◆ AIM:
Each entry below should be written out exactly as it is, with no pictures.

◆ Figure content listings:
** start **
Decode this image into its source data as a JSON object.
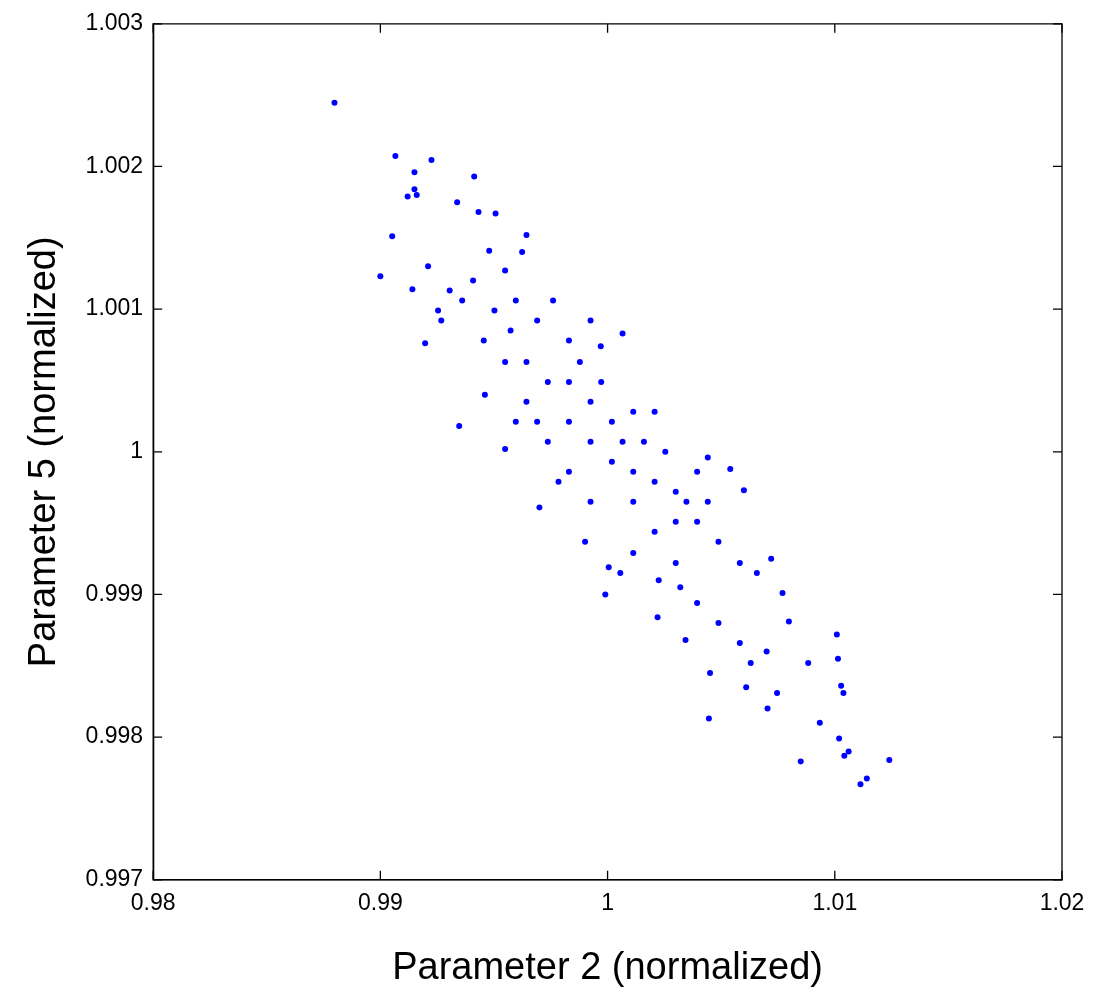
{
  "chart_data": {
    "type": "scatter",
    "xlabel": "Parameter 2 (normalized)",
    "ylabel": "Parameter 5 (normalized)",
    "marker": "circle",
    "grid": false,
    "legend": false,
    "xlim": [
      0.98,
      1.02
    ],
    "xticks": [
      0.98,
      0.99,
      1,
      1.01,
      1.02
    ],
    "ylim": [
      0.997,
      1.003
    ],
    "yticks": [
      0.997,
      0.998,
      0.999,
      1,
      1.001,
      1.002,
      1.003
    ],
    "series": [
      {
        "color": "#0000ff",
        "x": [
          0.98798,
          0.99066,
          0.99225,
          0.9915,
          0.99413,
          0.9915,
          0.9916,
          0.9912,
          0.99052,
          0.99,
          0.99141,
          0.9921,
          0.99338,
          0.99432,
          0.99507,
          0.99197,
          0.99347,
          0.9946,
          0.99549,
          0.99643,
          0.99624,
          0.9936,
          0.99268,
          0.99408,
          0.99479,
          0.99549,
          0.99596,
          0.9969,
          0.9976,
          0.9983,
          0.99925,
          1.00066,
          0.9997,
          0.99643,
          0.99737,
          0.9983,
          0.99925,
          0.99549,
          0.99455,
          0.9983,
          0.99925,
          1.00019,
          1.00113,
          1.00207,
          1.00019,
          1.00113,
          1.00207,
          1.003,
          1.00394,
          1.00441,
          1.0054,
          1.006,
          0.99737,
          0.9983,
          0.997,
          0.99901,
          1.00005,
          0.9999,
          1.00113,
          1.00056,
          1.00207,
          1.003,
          1.00225,
          1.003,
          1.00394,
          1.00488,
          1.00582,
          1.00657,
          1.0072,
          1.0032,
          1.00394,
          1.00488,
          1.00343,
          1.0022,
          1.00451,
          1.00446,
          1.00582,
          1.0061,
          1.0063,
          1.007,
          1.0077,
          1.00798,
          1.00704,
          1.00746,
          1.00883,
          1.00934,
          1.01009,
          1.01014,
          1.01028,
          1.01038,
          1.0085,
          1.01019,
          1.01042,
          1.01061,
          1.01113,
          1.01141,
          1.0124,
          0.99878,
          0.99972,
          1.00066,
          1.0016,
          1.00254,
          1.00347,
          1.00441,
          1.00113,
          0.99925,
          0.99784,
          0.9969,
          0.99596,
          0.99643,
          0.99573,
          0.99502,
          0.99305,
          0.99254
        ],
        "values": [
          1.002447,
          1.002073,
          1.002045,
          1.00196,
          1.00193,
          1.00184,
          1.0018,
          1.00179,
          1.00151,
          1.00123,
          1.00114,
          1.0013,
          1.00175,
          1.00168,
          1.00167,
          1.00076,
          1.00018,
          1.0004,
          1.00002,
          1.00152,
          1.0014,
          1.00106,
          1.00092,
          1.0012,
          1.00141,
          1.00127,
          1.00106,
          1.00092,
          1.00106,
          1.00078,
          1.00092,
          1.00083,
          1.00074,
          1.00063,
          1.00049,
          1.00049,
          1.00035,
          1.00063,
          1.00078,
          1.00021,
          1.00007,
          1.00021,
          1.00028,
          1.00028,
          0.99993,
          0.99986,
          0.99979,
          0.99972,
          0.99986,
          0.99996,
          0.99988,
          0.99973,
          1.00007,
          0.99986,
          0.99961,
          0.99937,
          0.99919,
          0.999,
          0.99929,
          0.99915,
          0.99944,
          0.99951,
          0.9991,
          0.99922,
          0.99951,
          0.99937,
          0.99922,
          0.99915,
          0.99925,
          0.99905,
          0.99894,
          0.9988,
          0.99868,
          0.99884,
          0.99845,
          0.99813,
          0.99866,
          0.99835,
          0.99852,
          0.9986,
          0.99901,
          0.99881,
          0.9982,
          0.99831,
          0.99852,
          0.9981,
          0.99872,
          0.99855,
          0.99836,
          0.99831,
          0.99783,
          0.99799,
          0.99787,
          0.9979,
          0.99767,
          0.99771,
          0.99784,
          1.00063,
          1.00049,
          1.00007,
          1.00007,
          1.0,
          0.99965,
          0.99965,
          0.99965,
          0.99965,
          0.99979,
          1.00021,
          1.00021,
          1.00035,
          1.00085,
          1.00099,
          1.00113,
          1.00099
        ]
      }
    ]
  }
}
** end **
◆ WORKED SOLUTION:
Decode this image into its source data as a JSON object.
{
  "chart_data": {
    "type": "scatter",
    "xlabel": "Parameter 2 (normalized)",
    "ylabel": "Parameter 5 (normalized)",
    "marker": "circle",
    "grid": false,
    "legend": false,
    "xlim": [
      0.98,
      1.02
    ],
    "xticks": [
      0.98,
      0.99,
      1,
      1.01,
      1.02
    ],
    "ylim": [
      0.997,
      1.003
    ],
    "yticks": [
      0.997,
      0.998,
      0.999,
      1,
      1.001,
      1.002,
      1.003
    ],
    "series": [
      {
        "color": "#0000ff",
        "x": [
          0.98798,
          0.99066,
          0.99225,
          0.9915,
          0.99413,
          0.9915,
          0.9916,
          0.9912,
          0.99052,
          0.99,
          0.99141,
          0.9921,
          0.99338,
          0.99432,
          0.99507,
          0.99197,
          0.99347,
          0.9946,
          0.99549,
          0.99643,
          0.99624,
          0.9936,
          0.99268,
          0.99408,
          0.99479,
          0.99549,
          0.99596,
          0.9969,
          0.9976,
          0.9983,
          0.99925,
          1.00066,
          0.9997,
          0.99643,
          0.99737,
          0.9983,
          0.99925,
          0.99549,
          0.99455,
          0.9983,
          0.99925,
          1.00019,
          1.00113,
          1.00207,
          1.00019,
          1.00113,
          1.00207,
          1.003,
          1.00394,
          1.00441,
          1.0054,
          1.006,
          0.99737,
          0.9983,
          0.997,
          0.99901,
          1.00005,
          0.9999,
          1.00113,
          1.00056,
          1.00207,
          1.003,
          1.00225,
          1.003,
          1.00394,
          1.00488,
          1.00582,
          1.00657,
          1.0072,
          1.0032,
          1.00394,
          1.00488,
          1.00343,
          1.0022,
          1.00451,
          1.00446,
          1.00582,
          1.0061,
          1.0063,
          1.007,
          1.0077,
          1.00798,
          1.00704,
          1.00746,
          1.00883,
          1.00934,
          1.01009,
          1.01014,
          1.01028,
          1.01038,
          1.0085,
          1.01019,
          1.01042,
          1.01061,
          1.01113,
          1.01141,
          1.0124,
          0.99878,
          0.99972,
          1.00066,
          1.0016,
          1.00254,
          1.00347,
          1.00441,
          1.00113,
          0.99925,
          0.99784,
          0.9969,
          0.99596,
          0.99643,
          0.99573,
          0.99502,
          0.99305,
          0.99254
        ],
        "values": [
          1.002447,
          1.002073,
          1.002045,
          1.00196,
          1.00193,
          1.00184,
          1.0018,
          1.00179,
          1.00151,
          1.00123,
          1.00114,
          1.0013,
          1.00175,
          1.00168,
          1.00167,
          1.00076,
          1.00018,
          1.0004,
          1.00002,
          1.00152,
          1.0014,
          1.00106,
          1.00092,
          1.0012,
          1.00141,
          1.00127,
          1.00106,
          1.00092,
          1.00106,
          1.00078,
          1.00092,
          1.00083,
          1.00074,
          1.00063,
          1.00049,
          1.00049,
          1.00035,
          1.00063,
          1.00078,
          1.00021,
          1.00007,
          1.00021,
          1.00028,
          1.00028,
          0.99993,
          0.99986,
          0.99979,
          0.99972,
          0.99986,
          0.99996,
          0.99988,
          0.99973,
          1.00007,
          0.99986,
          0.99961,
          0.99937,
          0.99919,
          0.999,
          0.99929,
          0.99915,
          0.99944,
          0.99951,
          0.9991,
          0.99922,
          0.99951,
          0.99937,
          0.99922,
          0.99915,
          0.99925,
          0.99905,
          0.99894,
          0.9988,
          0.99868,
          0.99884,
          0.99845,
          0.99813,
          0.99866,
          0.99835,
          0.99852,
          0.9986,
          0.99901,
          0.99881,
          0.9982,
          0.99831,
          0.99852,
          0.9981,
          0.99872,
          0.99855,
          0.99836,
          0.99831,
          0.99783,
          0.99799,
          0.99787,
          0.9979,
          0.99767,
          0.99771,
          0.99784,
          1.00063,
          1.00049,
          1.00007,
          1.00007,
          1.0,
          0.99965,
          0.99965,
          0.99965,
          0.99965,
          0.99979,
          1.00021,
          1.00021,
          1.00035,
          1.00085,
          1.00099,
          1.00113,
          1.00099
        ]
      }
    ]
  }
}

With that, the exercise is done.